Data entries for graphics:
** start **

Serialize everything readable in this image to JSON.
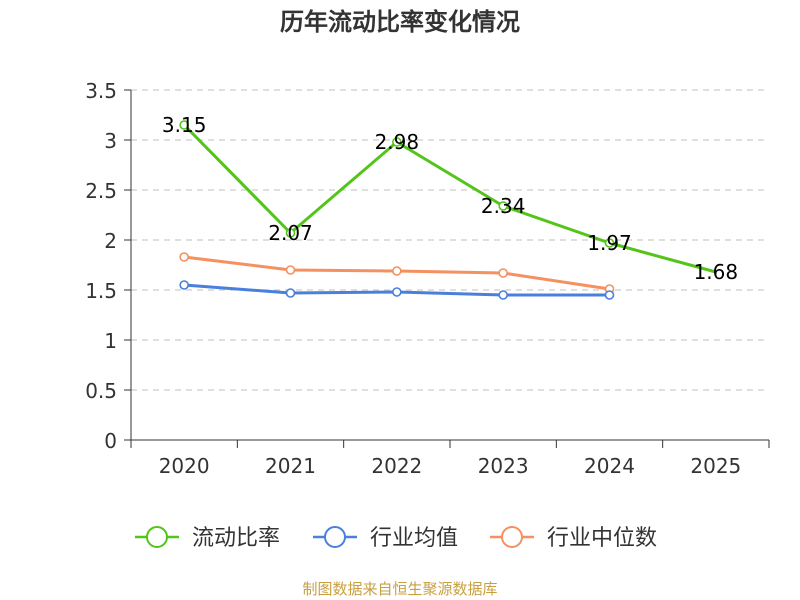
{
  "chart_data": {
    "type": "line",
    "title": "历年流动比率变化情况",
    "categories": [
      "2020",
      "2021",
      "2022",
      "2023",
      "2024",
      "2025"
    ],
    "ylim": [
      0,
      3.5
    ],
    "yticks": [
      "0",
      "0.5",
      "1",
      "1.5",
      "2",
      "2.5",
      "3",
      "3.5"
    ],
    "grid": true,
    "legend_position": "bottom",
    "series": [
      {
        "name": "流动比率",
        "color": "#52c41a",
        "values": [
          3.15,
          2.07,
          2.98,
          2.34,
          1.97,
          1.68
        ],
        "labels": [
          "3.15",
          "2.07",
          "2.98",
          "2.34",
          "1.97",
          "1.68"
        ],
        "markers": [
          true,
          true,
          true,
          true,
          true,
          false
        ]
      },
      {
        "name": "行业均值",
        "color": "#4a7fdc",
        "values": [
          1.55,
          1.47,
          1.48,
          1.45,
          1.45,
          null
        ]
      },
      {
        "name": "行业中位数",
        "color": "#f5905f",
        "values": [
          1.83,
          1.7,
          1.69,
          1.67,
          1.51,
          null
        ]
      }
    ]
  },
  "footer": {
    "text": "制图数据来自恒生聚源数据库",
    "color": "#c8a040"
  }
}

** end **
** start **

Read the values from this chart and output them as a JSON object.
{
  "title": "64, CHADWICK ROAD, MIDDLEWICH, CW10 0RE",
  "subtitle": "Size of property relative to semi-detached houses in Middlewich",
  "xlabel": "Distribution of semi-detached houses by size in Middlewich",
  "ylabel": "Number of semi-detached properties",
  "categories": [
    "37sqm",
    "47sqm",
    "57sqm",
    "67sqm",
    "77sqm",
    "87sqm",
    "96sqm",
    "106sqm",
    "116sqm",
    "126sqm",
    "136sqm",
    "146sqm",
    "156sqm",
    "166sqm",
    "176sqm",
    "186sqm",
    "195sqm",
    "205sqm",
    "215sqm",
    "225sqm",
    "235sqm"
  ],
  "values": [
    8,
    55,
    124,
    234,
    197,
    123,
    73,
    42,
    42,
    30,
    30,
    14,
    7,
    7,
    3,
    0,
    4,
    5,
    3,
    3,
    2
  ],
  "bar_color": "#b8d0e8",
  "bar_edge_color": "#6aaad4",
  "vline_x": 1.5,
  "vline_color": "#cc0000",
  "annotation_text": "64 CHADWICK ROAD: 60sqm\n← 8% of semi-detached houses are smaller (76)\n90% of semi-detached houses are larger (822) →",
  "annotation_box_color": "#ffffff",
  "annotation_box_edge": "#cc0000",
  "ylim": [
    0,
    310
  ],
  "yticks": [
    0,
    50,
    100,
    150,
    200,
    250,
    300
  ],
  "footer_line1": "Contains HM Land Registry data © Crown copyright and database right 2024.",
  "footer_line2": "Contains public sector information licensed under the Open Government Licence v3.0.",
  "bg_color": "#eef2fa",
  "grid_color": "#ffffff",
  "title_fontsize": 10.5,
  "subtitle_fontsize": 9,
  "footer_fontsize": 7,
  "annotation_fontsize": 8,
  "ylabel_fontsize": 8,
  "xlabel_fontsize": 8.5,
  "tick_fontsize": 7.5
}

** end **

## Your instructions:
Filter the listing for the word "CHADWICK" and copy every line that holds it.

## Result for this exercise:
  "title": "64, CHADWICK ROAD, MIDDLEWICH, CW10 0RE",
  "annotation_text": "64 CHADWICK ROAD: 60sqm\n← 8% of semi-detached houses are smaller (76)\n90% of semi-detached houses are larger (822) →",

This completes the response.